(Data records)
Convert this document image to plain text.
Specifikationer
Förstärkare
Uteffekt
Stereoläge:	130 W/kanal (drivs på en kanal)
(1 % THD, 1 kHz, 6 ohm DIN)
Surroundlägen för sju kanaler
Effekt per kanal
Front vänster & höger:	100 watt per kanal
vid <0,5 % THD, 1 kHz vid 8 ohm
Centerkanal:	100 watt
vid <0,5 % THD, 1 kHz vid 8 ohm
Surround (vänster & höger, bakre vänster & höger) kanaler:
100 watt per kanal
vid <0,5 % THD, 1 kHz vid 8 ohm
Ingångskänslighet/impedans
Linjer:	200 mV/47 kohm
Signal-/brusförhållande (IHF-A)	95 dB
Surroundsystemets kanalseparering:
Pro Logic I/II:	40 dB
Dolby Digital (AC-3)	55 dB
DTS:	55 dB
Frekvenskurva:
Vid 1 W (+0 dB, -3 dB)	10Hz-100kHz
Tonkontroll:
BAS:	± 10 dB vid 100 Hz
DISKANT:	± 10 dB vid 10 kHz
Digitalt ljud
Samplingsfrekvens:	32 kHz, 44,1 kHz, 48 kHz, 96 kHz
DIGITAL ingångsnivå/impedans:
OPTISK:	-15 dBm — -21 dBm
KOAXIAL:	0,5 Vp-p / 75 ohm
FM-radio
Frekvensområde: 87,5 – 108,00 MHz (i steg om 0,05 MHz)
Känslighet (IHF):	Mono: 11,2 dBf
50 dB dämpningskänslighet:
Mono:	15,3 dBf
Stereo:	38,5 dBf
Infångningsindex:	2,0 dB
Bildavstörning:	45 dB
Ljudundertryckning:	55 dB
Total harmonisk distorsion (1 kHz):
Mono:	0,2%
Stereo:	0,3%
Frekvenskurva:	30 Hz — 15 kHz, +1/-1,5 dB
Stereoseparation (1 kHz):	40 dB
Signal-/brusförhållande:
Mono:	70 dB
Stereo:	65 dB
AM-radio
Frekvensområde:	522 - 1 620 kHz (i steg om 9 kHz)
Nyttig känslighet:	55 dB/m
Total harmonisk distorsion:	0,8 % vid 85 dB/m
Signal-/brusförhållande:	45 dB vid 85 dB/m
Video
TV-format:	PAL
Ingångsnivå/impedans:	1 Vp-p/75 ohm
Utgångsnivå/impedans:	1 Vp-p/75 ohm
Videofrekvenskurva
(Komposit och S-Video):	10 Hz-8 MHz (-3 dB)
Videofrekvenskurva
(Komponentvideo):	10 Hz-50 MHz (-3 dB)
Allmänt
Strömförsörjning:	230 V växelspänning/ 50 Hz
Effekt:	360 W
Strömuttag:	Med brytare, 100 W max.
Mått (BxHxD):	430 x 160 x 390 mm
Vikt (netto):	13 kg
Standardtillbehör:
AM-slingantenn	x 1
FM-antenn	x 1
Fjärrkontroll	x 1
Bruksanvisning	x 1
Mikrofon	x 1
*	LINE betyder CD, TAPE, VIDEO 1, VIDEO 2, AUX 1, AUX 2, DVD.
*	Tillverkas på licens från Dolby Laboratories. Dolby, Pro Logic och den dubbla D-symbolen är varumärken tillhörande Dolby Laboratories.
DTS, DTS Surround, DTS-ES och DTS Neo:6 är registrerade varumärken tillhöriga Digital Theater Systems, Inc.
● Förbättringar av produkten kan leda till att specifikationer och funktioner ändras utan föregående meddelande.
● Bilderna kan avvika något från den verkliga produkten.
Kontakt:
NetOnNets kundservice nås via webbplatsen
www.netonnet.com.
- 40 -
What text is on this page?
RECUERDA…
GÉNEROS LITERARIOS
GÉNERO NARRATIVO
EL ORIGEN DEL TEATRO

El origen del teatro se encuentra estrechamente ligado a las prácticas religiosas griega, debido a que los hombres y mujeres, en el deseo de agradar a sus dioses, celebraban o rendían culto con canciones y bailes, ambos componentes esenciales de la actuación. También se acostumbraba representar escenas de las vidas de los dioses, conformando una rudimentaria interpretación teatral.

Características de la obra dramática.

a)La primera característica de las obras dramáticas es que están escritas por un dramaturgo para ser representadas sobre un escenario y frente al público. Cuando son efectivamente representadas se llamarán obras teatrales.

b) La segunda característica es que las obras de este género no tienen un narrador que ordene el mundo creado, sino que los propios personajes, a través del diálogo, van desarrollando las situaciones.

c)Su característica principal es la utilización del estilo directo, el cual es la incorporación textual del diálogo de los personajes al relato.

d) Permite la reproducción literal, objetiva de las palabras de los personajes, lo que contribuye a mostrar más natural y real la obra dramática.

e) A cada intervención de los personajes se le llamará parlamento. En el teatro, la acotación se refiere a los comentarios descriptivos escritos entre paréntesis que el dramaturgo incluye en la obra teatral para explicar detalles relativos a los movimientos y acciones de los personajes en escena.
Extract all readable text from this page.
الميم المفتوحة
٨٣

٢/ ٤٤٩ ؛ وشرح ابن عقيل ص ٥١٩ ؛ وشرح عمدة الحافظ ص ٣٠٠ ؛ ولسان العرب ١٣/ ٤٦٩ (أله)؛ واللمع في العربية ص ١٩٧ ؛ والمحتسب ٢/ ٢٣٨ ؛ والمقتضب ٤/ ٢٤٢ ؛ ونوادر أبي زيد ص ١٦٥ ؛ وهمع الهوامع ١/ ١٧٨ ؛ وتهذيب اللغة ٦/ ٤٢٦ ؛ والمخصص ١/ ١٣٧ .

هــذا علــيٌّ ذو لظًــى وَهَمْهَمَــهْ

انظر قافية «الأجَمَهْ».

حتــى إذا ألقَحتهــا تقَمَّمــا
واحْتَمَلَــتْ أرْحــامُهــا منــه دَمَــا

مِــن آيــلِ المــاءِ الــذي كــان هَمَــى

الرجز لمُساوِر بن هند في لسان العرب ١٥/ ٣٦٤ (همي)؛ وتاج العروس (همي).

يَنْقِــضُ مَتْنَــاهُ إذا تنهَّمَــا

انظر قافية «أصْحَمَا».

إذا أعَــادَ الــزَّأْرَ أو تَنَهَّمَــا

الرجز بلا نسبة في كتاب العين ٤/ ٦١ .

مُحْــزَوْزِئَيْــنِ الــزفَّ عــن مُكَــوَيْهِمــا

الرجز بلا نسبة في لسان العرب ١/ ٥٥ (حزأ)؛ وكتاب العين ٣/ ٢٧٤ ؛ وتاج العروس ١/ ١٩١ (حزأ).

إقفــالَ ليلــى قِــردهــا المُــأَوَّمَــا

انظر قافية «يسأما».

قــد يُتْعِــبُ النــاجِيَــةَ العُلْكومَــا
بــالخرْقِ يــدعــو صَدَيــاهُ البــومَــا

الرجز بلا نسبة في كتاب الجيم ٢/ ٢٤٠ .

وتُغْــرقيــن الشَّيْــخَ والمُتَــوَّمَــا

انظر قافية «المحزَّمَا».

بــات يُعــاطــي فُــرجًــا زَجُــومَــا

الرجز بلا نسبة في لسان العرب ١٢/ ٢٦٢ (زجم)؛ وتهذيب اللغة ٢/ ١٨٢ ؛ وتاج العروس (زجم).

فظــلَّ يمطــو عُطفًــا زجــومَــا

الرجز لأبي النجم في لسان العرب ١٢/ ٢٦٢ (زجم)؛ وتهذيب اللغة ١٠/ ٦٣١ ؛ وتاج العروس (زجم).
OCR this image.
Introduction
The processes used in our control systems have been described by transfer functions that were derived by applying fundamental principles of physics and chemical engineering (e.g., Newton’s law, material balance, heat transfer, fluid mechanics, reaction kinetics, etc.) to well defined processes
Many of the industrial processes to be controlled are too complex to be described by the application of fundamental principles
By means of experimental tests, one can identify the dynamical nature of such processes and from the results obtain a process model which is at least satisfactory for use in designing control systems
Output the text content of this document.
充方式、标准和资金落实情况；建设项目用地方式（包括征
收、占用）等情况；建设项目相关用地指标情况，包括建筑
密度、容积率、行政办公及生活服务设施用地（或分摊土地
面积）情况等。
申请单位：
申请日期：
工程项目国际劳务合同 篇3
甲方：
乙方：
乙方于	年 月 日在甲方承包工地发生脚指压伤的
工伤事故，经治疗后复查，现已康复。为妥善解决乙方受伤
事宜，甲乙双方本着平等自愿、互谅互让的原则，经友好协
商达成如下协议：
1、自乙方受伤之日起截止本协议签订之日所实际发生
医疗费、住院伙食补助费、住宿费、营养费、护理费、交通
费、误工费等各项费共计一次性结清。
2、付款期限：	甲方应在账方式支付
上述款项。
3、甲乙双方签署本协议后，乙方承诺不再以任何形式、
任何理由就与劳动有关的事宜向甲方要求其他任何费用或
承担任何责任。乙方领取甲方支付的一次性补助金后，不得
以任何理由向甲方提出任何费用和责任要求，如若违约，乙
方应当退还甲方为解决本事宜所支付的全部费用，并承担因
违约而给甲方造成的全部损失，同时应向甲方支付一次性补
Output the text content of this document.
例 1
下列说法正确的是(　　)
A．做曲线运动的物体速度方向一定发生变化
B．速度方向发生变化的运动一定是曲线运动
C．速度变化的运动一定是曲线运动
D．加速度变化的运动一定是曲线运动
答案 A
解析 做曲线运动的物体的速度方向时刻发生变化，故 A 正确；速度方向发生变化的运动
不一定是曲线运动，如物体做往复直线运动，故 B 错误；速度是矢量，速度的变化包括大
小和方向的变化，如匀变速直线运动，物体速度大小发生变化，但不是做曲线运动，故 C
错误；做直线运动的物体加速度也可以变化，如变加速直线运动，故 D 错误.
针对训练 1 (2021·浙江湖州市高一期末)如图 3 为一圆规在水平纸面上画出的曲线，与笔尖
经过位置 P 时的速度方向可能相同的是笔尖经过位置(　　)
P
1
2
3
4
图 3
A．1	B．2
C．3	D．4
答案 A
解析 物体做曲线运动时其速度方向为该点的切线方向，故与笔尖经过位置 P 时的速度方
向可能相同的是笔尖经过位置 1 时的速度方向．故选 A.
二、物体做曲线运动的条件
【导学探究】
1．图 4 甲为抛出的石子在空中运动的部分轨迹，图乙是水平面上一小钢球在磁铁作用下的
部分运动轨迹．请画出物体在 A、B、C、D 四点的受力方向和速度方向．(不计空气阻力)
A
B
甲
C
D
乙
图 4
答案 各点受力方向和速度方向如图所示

The request. Only a number is needed: how many lines of the material above contain "vänster"?

Output of the task. 2